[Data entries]
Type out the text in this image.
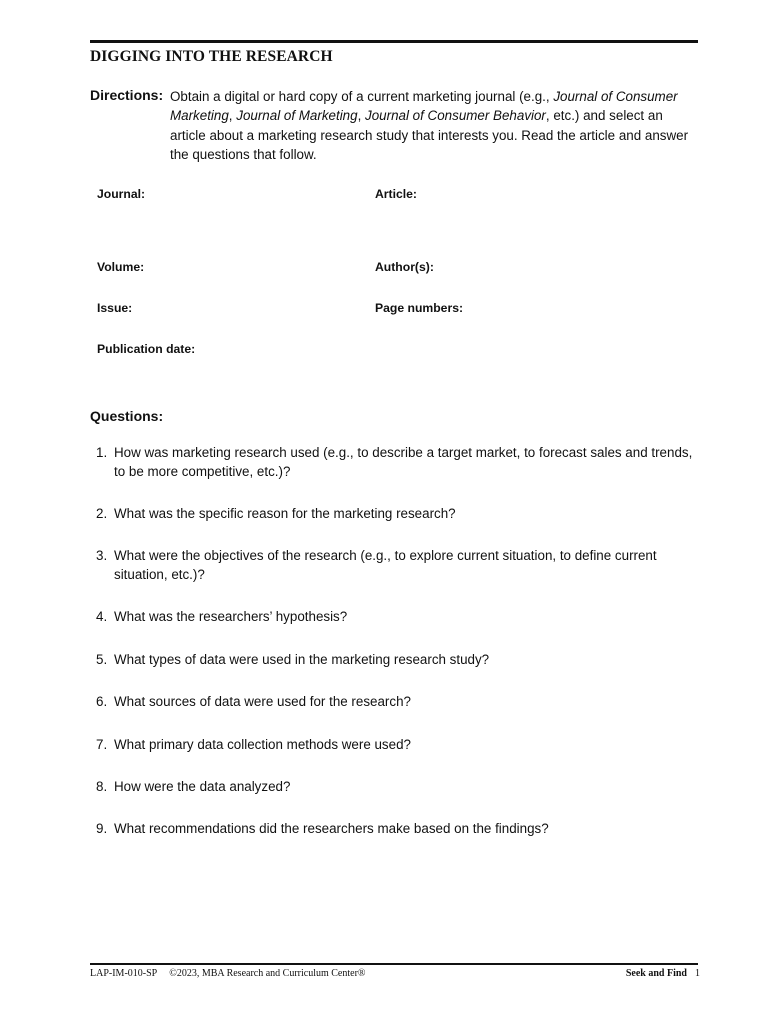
DIGGING INTO THE RESEARCH
Directions: Obtain a digital or hard copy of a current marketing journal (e.g., Journal of Consumer Marketing, Journal of Marketing, Journal of Consumer Behavior, etc.) and select an article about a marketing research study that interests you. Read the article and answer the questions that follow.
Journal:	Article:
Volume:	Author(s):
Issue:	Page numbers:
Publication date:
Questions:
1. How was marketing research used (e.g., to describe a target market, to forecast sales and trends, to be more competitive, etc.)?
2. What was the specific reason for the marketing research?
3. What were the objectives of the research (e.g., to explore current situation, to define current situation, etc.)?
4. What was the researchers’ hypothesis?
5. What types of data were used in the marketing research study?
6. What sources of data were used for the research?
7. What primary data collection methods were used?
8. How were the data analyzed?
9. What recommendations did the researchers make based on the findings?
LAP-IM-010-SP ©2023, MBA Research and Curriculum Center®	Seek and Find 1
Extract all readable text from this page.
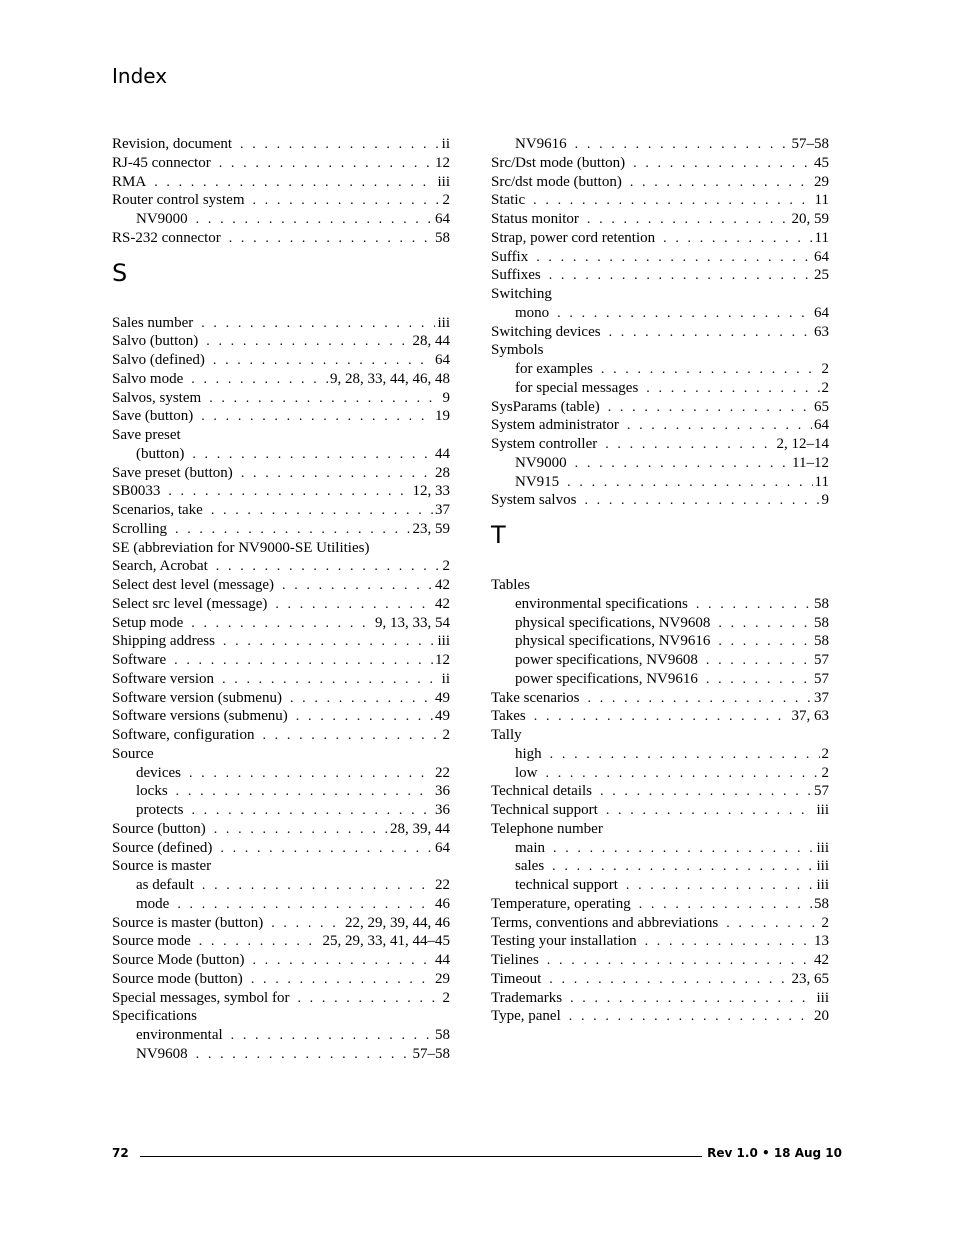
Index
Revision, document . . .	ii
RJ-45 connector . . .	12
RMA . . .	iii
Router control system . . .	2
NV9000 . . .	64
RS-232 connector . . .	58
S
Sales number . . .	iii
Salvo (button) . . .	28, 44
Salvo (defined) . . .	64
Salvo mode . . .	9, 28, 33, 44, 46, 48
Salvos, system . . .	9
Save (button) . . .	19
Save preset
(button) . . .	44
Save preset (button) . . .	28
SB0033 . . .	12, 33
Scenarios, take . . .	37
Scrolling . . .	23, 59
SE (abbreviation for NV9000-SE Utilities)
Search, Acrobat . . .	2
Select dest level (message) . . .	42
Select src level (message) . . .	42
Setup mode . . .	9, 13, 33, 54
Shipping address . . .	iii
Software . . .	12
Software version . . .	ii
Software version (submenu) . . .	49
Software versions (submenu) . . .	49
Software, configuration . . .	2
Source
devices . . .	22
locks . . .	36
protects . . .	36
Source (button) . . .	28, 39, 44
Source (defined) . . .	64
Source is master
as default . . .	22
mode . . .	46
Source is master (button) . . .	22, 29, 39, 44, 46
Source mode . . .	25, 29, 33, 41, 44–45
Source Mode (button) . . .	44
Source mode (button) . . .	29
Special messages, symbol for . . .	2
Specifications
environmental . . .	58
NV9608 . . .	57–58
NV9616 . . .	57–58
Src/Dst mode (button) . . .	45
Src/dst mode (button) . . .	29
Static . . .	11
Status monitor . . .	20, 59
Strap, power cord retention . . .	11
Suffix . . .	64
Suffixes . . .	25
Switching
mono . . .	64
Switching devices . . .	63
Symbols
for examples . . .	2
for special messages . . .	2
SysParams (table) . . .	65
System administrator . . .	64
System controller . . .	2, 12–14
NV9000 . . .	11–12
NV915 . . .	11
System salvos . . .	9
T
Tables
environmental specifications . . .	58
physical specifications, NV9608 . . .	58
physical specifications, NV9616 . . .	58
power specifications, NV9608 . . .	57
power specifications, NV9616 . . .	57
Take scenarios . . .	37
Takes . . .	37, 63
Tally
high . . .	2
low . . .	2
Technical details . . .	57
Technical support . . .	iii
Telephone number
main . . .	iii
sales . . .	iii
technical support . . .	iii
Temperature, operating . . .	58
Terms, conventions and abbreviations . . .	2
Testing your installation . . .	13
Tielines . . .	42
Timeout . . .	23, 65
Trademarks . . .	iii
Type, panel . . .	20
72	Rev 1.0 • 18 Aug 10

- Written task
Retype every entry verbatim and exclude the pictures from the copy.

- Task answer
Type out the text in this image.
DIGGING INTO THE RESEARCH
Directions: Obtain a digital or hard copy of a current marketing journal (e.g., Journal of Consumer Marketing, Journal of Marketing, Journal of Consumer Behavior, etc.) and select an article about a marketing research study that interests you. Read the article and answer the questions that follow.
Journal:	Article:
Volume:	Author(s):
Issue:	Page numbers:
Publication date:
Questions:
1. How was marketing research used (e.g., to describe a target market, to forecast sales and trends, to be more competitive, etc.)?
2. What was the specific reason for the marketing research?
3. What were the objectives of the research (e.g., to explore current situation, to define current situation, etc.)?
4. What was the researchers’ hypothesis?
5. What types of data were used in the marketing research study?
6. What sources of data were used for the research?
7. What primary data collection methods were used?
8. How were the data analyzed?
9. What recommendations did the researchers make based on the findings?
LAP-IM-010-SP ©2023, MBA Research and Curriculum Center®	Seek and Find 1
Extract all readable text from this page.
Index
Revision, document . . .	ii
RJ-45 connector . . .	12
RMA . . .	iii
Router control system . . .	2
NV9000 . . .	64
RS-232 connector . . .	58
S
Sales number . . .	iii
Salvo (button) . . .	28, 44
Salvo (defined) . . .	64
Salvo mode . . .	9, 28, 33, 44, 46, 48
Salvos, system . . .	9
Save (button) . . .	19
Save preset
(button) . . .	44
Save preset (button) . . .	28
SB0033 . . .	12, 33
Scenarios, take . . .	37
Scrolling . . .	23, 59
SE (abbreviation for NV9000-SE Utilities)
Search, Acrobat . . .	2
Select dest level (message) . . .	42
Select src level (message) . . .	42
Setup mode . . .	9, 13, 33, 54
Shipping address . . .	iii
Software . . .	12
Software version . . .	ii
Software version (submenu) . . .	49
Software versions (submenu) . . .	49
Software, configuration . . .	2
Source
devices . . .	22
locks . . .	36
protects . . .	36
Source (button) . . .	28, 39, 44
Source (defined) . . .	64
Source is master
as default . . .	22
mode . . .	46
Source is master (button) . . .	22, 29, 39, 44, 46
Source mode . . .	25, 29, 33, 41, 44–45
Source Mode (button) . . .	44
Source mode (button) . . .	29
Special messages, symbol for . . .	2
Specifications
environmental . . .	58
NV9608 . . .	57–58
NV9616 . . .	57–58
Src/Dst mode (button) . . .	45
Src/dst mode (button) . . .	29
Static . . .	11
Status monitor . . .	20, 59
Strap, power cord retention . . .	11
Suffix . . .	64
Suffixes . . .	25
Switching
mono . . .	64
Switching devices . . .	63
Symbols
for examples . . .	2
for special messages . . .	2
SysParams (table) . . .	65
System administrator . . .	64
System controller . . .	2, 12–14
NV9000 . . .	11–12
NV915 . . .	11
System salvos . . .	9
T
Tables
environmental specifications . . .	58
physical specifications, NV9608 . . .	58
physical specifications, NV9616 . . .	58
power specifications, NV9608 . . .	57
power specifications, NV9616 . . .	57
Take scenarios . . .	37
Takes . . .	37, 63
Tally
high . . .	2
low . . .	2
Technical details . . .	57
Technical support . . .	iii
Telephone number
main . . .	iii
sales . . .	iii
technical support . . .	iii
Temperature, operating . . .	58
Terms, conventions and abbreviations . . .	2
Testing your installation . . .	13
Tielines . . .	42
Timeout . . .	23, 65
Trademarks . . .	iii
Type, panel . . .	20
72	Rev 1.0 • 18 Aug 10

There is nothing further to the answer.